══ EXTRACTED ENTRIES
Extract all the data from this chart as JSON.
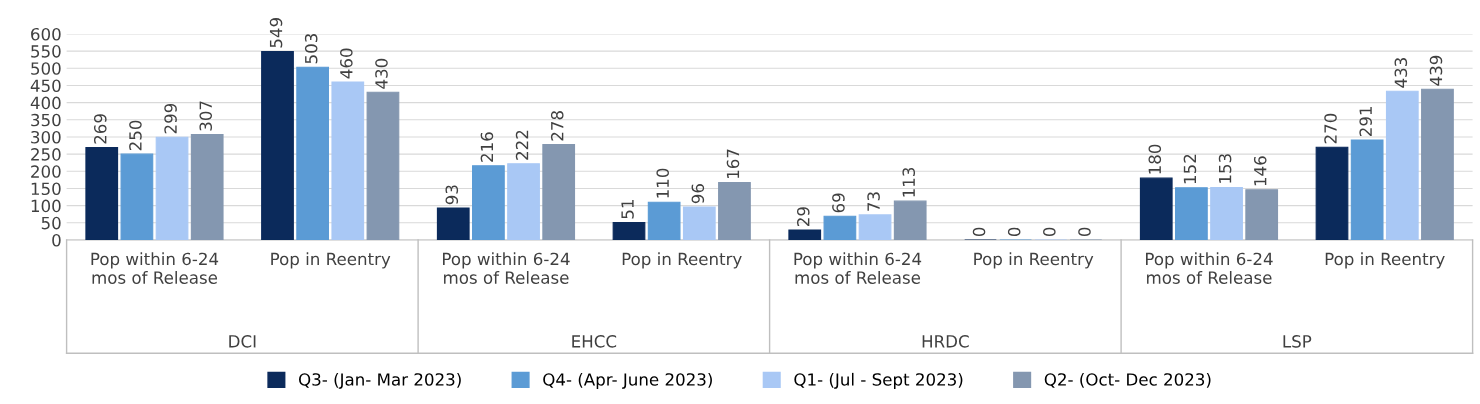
{
  "chart_data": {
    "type": "bar",
    "categories": [
      "Pop within 6-24\nmos of Release",
      "Pop in Reentry",
      "Pop within 6-24\nmos of Release",
      "Pop in Reentry",
      "Pop within 6-24\nmos of Release",
      "Pop in Reentry",
      "Pop within 6-24\nmos of Release",
      "Pop in Reentry"
    ],
    "annotations": [
      "DCI",
      "EHCC",
      "HRDC",
      "LSP"
    ],
    "series": [
      {
        "name": "Q3- (Jan- Mar 2023)",
        "color": "#0b2a5b",
        "values": [
          269,
          549,
          93,
          51,
          29,
          0,
          180,
          270
        ]
      },
      {
        "name": "Q4- (Apr- June 2023)",
        "color": "#5b9bd5",
        "values": [
          250,
          503,
          216,
          110,
          69,
          0,
          152,
          291
        ]
      },
      {
        "name": "Q1- (Jul - Sept 2023)",
        "color": "#a9c8f5",
        "values": [
          299,
          460,
          222,
          96,
          73,
          0,
          153,
          433
        ]
      },
      {
        "name": "Q2- (Oct- Dec 2023)",
        "color": "#8497b0",
        "values": [
          307,
          430,
          278,
          167,
          113,
          0,
          146,
          439
        ]
      }
    ],
    "ylim": [
      0,
      600
    ],
    "yticks": [
      0,
      50,
      100,
      150,
      200,
      250,
      300,
      350,
      400,
      450,
      500,
      550,
      600
    ],
    "grid": "y",
    "legend": "bottom",
    "data_labels": true
  }
}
════
**WHAT THE TASK REQUIRES**
Restate the whole of the material word for word without the pictures.

**COMPLETE RESPONSE**
Extract all the data from this chart as JSON.
{
  "chart_data": {
    "type": "bar",
    "categories": [
      "Pop within 6-24\nmos of Release",
      "Pop in Reentry",
      "Pop within 6-24\nmos of Release",
      "Pop in Reentry",
      "Pop within 6-24\nmos of Release",
      "Pop in Reentry",
      "Pop within 6-24\nmos of Release",
      "Pop in Reentry"
    ],
    "annotations": [
      "DCI",
      "EHCC",
      "HRDC",
      "LSP"
    ],
    "series": [
      {
        "name": "Q3- (Jan- Mar 2023)",
        "color": "#0b2a5b",
        "values": [
          269,
          549,
          93,
          51,
          29,
          0,
          180,
          270
        ]
      },
      {
        "name": "Q4- (Apr- June 2023)",
        "color": "#5b9bd5",
        "values": [
          250,
          503,
          216,
          110,
          69,
          0,
          152,
          291
        ]
      },
      {
        "name": "Q1- (Jul - Sept 2023)",
        "color": "#a9c8f5",
        "values": [
          299,
          460,
          222,
          96,
          73,
          0,
          153,
          433
        ]
      },
      {
        "name": "Q2- (Oct- Dec 2023)",
        "color": "#8497b0",
        "values": [
          307,
          430,
          278,
          167,
          113,
          0,
          146,
          439
        ]
      }
    ],
    "ylim": [
      0,
      600
    ],
    "yticks": [
      0,
      50,
      100,
      150,
      200,
      250,
      300,
      350,
      400,
      450,
      500,
      550,
      600
    ],
    "grid": "y",
    "legend": "bottom",
    "data_labels": true
  }
}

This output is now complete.